Requirements> Give the records back in full, exactly as they read.

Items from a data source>
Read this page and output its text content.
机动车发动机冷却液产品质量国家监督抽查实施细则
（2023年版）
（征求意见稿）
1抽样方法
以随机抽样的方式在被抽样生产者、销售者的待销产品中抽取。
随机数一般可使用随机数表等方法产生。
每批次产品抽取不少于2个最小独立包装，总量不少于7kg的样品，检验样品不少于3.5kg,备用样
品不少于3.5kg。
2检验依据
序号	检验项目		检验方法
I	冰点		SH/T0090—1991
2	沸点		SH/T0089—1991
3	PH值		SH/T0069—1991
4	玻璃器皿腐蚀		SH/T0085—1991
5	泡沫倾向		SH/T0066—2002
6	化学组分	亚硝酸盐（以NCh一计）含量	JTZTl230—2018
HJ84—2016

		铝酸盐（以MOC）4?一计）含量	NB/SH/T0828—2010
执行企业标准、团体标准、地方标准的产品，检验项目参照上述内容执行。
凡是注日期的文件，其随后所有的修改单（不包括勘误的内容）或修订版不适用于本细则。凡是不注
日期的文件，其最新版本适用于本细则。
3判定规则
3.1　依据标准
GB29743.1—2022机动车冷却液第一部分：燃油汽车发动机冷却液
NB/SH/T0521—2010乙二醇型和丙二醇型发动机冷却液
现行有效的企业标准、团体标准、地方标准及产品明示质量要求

Task response>
Read this page and output its text content.
机动车发动机冷却液产品质量国家监督抽查实施细则
（2023年版）
（征求意见稿）
1抽样方法
以随机抽样的方式在被抽样生产者、销售者的待销产品中抽取。
随机数一般可使用随机数表等方法产生。
每批次产品抽取不少于2个最小独立包装，总量不少于7kg的样品，检验样品不少于3.5kg,备用样
品不少于3.5kg。
2检验依据
序号	检验项目		检验方法
I	冰点		SH/T0090—1991
2	沸点		SH/T0089—1991
3	PH值		SH/T0069—1991
4	玻璃器皿腐蚀		SH/T0085—1991
5	泡沫倾向		SH/T0066—2002
6	化学组分	亚硝酸盐（以NCh一计）含量	JTZTl230—2018
HJ84—2016

		铝酸盐（以MOC）4?一计）含量	NB/SH/T0828—2010
执行企业标准、团体标准、地方标准的产品，检验项目参照上述内容执行。
凡是注日期的文件，其随后所有的修改单（不包括勘误的内容）或修订版不适用于本细则。凡是不注
日期的文件，其最新版本适用于本细则。
3判定规则
3.1　依据标准
GB29743.1—2022机动车冷却液第一部分：燃油汽车发动机冷却液
NB/SH/T0521—2010乙二醇型和丙二醇型发动机冷却液
现行有效的企业标准、团体标准、地方标准及产品明示质量要求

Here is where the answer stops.